** Begin **

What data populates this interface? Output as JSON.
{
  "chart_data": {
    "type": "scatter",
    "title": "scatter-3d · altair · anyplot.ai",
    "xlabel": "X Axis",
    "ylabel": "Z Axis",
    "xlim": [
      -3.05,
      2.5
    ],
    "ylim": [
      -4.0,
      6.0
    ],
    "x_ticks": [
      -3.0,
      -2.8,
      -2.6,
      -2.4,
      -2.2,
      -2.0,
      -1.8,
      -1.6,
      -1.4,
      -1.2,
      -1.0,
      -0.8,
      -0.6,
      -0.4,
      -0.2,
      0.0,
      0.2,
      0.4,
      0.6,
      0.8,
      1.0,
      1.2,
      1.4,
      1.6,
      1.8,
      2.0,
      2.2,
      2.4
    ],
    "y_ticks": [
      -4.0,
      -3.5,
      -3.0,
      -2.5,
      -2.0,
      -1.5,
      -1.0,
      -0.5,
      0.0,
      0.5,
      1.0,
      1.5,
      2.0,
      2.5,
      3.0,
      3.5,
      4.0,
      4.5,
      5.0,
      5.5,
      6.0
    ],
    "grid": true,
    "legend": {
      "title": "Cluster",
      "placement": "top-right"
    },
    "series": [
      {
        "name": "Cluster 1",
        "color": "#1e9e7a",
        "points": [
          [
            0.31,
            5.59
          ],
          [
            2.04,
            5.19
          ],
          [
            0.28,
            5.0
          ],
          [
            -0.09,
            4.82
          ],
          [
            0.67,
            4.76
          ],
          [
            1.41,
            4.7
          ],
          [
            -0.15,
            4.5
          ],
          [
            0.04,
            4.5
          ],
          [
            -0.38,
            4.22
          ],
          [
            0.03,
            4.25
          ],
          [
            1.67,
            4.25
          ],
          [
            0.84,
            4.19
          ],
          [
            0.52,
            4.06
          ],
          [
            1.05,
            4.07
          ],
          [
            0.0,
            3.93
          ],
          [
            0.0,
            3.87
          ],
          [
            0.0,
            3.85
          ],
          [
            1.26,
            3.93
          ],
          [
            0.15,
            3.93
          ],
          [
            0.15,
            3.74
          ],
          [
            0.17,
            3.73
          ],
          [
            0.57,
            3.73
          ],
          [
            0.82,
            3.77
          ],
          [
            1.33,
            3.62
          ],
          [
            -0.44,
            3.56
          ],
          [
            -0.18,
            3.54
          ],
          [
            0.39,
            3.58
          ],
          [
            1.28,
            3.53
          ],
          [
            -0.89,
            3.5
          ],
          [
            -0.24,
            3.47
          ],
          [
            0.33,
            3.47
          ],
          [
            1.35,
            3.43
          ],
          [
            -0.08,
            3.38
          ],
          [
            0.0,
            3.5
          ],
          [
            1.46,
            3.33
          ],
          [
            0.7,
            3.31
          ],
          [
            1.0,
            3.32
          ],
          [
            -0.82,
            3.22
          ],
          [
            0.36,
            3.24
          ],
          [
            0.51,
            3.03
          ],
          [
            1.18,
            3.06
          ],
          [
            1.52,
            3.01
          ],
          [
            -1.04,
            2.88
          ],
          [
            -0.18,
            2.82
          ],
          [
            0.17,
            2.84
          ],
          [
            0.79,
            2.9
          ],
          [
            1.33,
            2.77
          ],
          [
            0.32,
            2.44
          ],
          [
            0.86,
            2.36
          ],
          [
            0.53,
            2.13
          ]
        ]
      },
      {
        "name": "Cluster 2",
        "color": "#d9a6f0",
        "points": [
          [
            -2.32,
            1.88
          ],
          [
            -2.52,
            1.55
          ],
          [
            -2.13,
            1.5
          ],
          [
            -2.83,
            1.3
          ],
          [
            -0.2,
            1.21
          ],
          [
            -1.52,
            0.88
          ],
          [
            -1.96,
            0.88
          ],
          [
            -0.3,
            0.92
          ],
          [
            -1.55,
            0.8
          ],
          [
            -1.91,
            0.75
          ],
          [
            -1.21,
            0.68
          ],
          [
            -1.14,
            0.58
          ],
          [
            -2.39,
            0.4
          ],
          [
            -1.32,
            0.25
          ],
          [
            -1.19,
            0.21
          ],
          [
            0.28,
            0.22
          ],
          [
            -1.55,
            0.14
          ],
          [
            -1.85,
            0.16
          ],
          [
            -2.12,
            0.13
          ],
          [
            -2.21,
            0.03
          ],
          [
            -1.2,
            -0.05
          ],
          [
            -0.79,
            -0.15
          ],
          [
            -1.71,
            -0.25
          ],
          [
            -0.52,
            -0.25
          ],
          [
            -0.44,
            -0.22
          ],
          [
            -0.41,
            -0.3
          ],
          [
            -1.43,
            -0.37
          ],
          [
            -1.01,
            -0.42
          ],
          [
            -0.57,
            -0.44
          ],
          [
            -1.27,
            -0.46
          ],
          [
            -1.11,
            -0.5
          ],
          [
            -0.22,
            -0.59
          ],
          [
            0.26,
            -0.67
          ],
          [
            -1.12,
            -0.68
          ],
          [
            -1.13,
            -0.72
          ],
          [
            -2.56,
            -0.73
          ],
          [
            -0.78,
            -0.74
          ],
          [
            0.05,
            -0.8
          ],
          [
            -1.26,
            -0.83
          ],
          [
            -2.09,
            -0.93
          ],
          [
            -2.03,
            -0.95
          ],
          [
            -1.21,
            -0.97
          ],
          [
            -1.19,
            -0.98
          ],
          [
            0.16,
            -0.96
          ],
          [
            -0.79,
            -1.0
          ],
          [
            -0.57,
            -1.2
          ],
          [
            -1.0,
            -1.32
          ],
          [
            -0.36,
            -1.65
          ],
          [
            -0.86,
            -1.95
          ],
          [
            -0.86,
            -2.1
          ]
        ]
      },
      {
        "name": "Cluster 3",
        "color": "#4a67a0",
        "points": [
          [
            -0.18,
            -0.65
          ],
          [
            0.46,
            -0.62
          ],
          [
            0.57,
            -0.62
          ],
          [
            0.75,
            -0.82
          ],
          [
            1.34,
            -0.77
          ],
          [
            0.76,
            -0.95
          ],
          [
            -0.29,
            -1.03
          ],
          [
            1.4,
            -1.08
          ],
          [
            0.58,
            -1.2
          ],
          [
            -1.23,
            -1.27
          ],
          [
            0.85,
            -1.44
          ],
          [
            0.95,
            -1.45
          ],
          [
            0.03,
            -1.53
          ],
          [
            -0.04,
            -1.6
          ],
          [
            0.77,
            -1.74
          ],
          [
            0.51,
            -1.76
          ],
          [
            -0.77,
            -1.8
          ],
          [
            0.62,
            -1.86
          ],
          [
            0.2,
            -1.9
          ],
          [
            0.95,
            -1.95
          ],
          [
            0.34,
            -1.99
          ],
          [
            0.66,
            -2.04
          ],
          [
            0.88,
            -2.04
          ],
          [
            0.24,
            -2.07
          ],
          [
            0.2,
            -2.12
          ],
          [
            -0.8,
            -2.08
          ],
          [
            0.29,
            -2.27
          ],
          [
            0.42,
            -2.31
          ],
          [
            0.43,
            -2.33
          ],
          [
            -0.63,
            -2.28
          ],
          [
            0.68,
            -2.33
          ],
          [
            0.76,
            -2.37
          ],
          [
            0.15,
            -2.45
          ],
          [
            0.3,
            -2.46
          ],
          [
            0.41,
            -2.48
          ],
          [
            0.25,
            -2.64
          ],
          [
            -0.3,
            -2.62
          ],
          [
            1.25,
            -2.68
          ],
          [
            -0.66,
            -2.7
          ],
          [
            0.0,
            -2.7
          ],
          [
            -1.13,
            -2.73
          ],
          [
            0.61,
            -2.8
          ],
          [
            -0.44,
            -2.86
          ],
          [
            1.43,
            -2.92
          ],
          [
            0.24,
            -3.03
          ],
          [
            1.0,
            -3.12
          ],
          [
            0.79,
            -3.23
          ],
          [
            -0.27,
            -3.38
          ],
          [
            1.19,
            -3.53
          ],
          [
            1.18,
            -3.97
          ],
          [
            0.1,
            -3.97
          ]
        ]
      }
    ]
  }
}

** End **

- Task prompt: Using the material above, count the lines containing the word "name". Reply with the number alone.

- Exercise output: 3